PASSAGE PROVIDED:
□ □ □

Section 5.19   FIRPTA Certificates.   At or prior to the Closing, each Company Party shall deliver, or cause to be delivered, to Parent (a) either (i) a certificate, duly executed by such Company Party, complying with Treasury Regulations Section 1.1445-2(c)(3), together with evidence that the Company Party has provided notice to the IRS in accordance with the provisions of Treasury Regulations Section 1.897-2(h)(2), in each case, in a form and substance reasonably acceptable to Parent or (ii) in the event that none of the shareholders of such Company Party are foreign persons, as defined in Treasury Regulations Section 1.1445-2(b), an IRS Form W-9 duly executed by each shareholder of such Company Party and (b) an IRS Form W-9 duly executed by such Company Party.
Section 5.20   Section 280G of the Code.   To the extent applicable, each Company Party shall (a) use its reasonable commercial efforts to secure from any Person who (i) is a “disqualified individual” ​(as defined in Section 280G of the Code) and (ii) has a right or potential right to any payments and/or benefits in connection with the transactions contemplated by this Agreement that could be deemed to constitute “parachute payments” pursuant to Section 280G of the Code, a waiver of all or a portion of such Person’s rights to any such payments and/or benefits, such that all remaining payments and/or benefits applicable to such Person shall not be deemed to be “parachute payments” pursuant to Section 280G of the Code (the “Waived 280G Benefits”), and (b) for all such obtained waivers, submit for approval by the respective Company Party’s stockholders the Waived 280G Benefits, to the extent and in the manner required under Sections 280G(b)(5)(A)(ii) and 280G(b)(5)(B) of the Code. No later than five (5) Business Days before the Closing Date, the Company Parties shall provide to Parent or its counsel drafts of the consent, waiver, disclosure statement and calculations necessary to effectuate the approval process and shall consider in good faith Parent’s comments. Prior to the Closing Date, to the extent applicable, the Company Party shall deliver to Parent evidence that (x) a vote of the respective Company Party’s stockholders was received in conformance with Section 280G of the Code and the regulations thereunder, or (y) such requisite Company Party stockholder approval has not been obtained with respect to the Waived 280G Benefits, and, as a consequence, the Waived 280G Benefits have not been and shall not be paid or provided.

□ □ □

WORK REQUIRED: Please summarize the passage on FIRPTA certificates and Section 280G in two sentences.

□ □ □

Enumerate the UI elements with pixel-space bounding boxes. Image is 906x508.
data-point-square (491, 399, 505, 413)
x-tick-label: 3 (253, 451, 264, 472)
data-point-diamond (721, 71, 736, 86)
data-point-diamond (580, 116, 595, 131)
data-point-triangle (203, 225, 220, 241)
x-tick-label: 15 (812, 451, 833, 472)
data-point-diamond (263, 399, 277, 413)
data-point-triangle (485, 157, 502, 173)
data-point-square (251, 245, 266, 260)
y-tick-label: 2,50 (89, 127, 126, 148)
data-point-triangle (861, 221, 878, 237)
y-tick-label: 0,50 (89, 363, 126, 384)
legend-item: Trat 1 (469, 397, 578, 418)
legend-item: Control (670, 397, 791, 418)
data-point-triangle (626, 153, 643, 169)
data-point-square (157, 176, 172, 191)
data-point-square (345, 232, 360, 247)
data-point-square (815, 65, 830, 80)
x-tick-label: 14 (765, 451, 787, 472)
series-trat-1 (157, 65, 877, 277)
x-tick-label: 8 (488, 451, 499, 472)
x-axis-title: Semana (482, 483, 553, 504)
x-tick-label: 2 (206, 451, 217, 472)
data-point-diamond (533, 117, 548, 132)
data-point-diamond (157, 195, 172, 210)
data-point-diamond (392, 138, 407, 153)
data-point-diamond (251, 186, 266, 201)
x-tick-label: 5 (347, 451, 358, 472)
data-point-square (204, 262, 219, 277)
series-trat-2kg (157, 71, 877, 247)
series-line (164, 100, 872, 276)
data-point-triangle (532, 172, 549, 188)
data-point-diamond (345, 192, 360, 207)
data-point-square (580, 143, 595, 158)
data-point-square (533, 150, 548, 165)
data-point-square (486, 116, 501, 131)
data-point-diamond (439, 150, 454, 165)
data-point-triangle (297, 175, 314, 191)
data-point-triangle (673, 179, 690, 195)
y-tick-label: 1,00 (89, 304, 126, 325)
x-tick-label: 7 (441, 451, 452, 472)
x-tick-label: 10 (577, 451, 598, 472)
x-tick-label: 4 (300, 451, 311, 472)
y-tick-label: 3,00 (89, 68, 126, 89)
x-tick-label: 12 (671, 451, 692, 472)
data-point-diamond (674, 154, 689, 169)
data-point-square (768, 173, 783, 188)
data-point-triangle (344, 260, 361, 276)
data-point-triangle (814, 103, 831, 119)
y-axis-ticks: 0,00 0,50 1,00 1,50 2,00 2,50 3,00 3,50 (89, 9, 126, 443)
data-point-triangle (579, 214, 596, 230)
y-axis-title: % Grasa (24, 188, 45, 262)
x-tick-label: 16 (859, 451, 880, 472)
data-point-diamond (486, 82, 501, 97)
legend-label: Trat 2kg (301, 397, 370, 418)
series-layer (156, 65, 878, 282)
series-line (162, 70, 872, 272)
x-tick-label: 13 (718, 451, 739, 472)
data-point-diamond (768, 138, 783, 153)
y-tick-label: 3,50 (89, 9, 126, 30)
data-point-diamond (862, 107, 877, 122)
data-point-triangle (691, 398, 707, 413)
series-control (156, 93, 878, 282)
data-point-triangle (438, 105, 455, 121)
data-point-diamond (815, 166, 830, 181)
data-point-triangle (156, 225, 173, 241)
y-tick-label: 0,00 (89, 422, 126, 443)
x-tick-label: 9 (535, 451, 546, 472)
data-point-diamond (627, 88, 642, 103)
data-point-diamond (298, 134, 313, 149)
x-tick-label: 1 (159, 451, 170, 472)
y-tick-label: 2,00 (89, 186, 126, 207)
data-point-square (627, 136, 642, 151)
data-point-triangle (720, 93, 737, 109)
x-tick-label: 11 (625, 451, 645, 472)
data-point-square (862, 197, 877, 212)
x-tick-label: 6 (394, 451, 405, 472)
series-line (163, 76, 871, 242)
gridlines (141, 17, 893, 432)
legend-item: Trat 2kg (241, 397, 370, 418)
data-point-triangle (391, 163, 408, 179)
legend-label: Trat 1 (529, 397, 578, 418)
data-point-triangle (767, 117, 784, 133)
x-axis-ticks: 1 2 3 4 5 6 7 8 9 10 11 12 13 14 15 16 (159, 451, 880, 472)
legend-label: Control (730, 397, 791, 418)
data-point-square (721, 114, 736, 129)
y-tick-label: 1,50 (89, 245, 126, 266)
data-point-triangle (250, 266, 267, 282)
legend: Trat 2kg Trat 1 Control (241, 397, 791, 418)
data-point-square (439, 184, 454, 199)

□ □ □

TASK RESPONSE: Under Section 5.19, at or before the Closing, each Company Party must deliver to Parent its own executed IRS Form W-9, plus either a certificate complying with Treasury Regulations Section 1.1445-2(c)(3) with evidence of notice to the IRS, or, if none of its shareholders are foreign persons, a W-9 executed by each shareholder. Under Section 5.20, each Company Party must use reasonable commercial efforts to obtain waivers of potential "parachute payments" from disqualified individuals, submit the waived benefits for stockholder approval, provide Parent with draft documents at least five Business Days before the Closing Date, and, before the Closing Date, deliver evidence that the stockholder vote was received or that, without approval, the waived benefits will not be paid.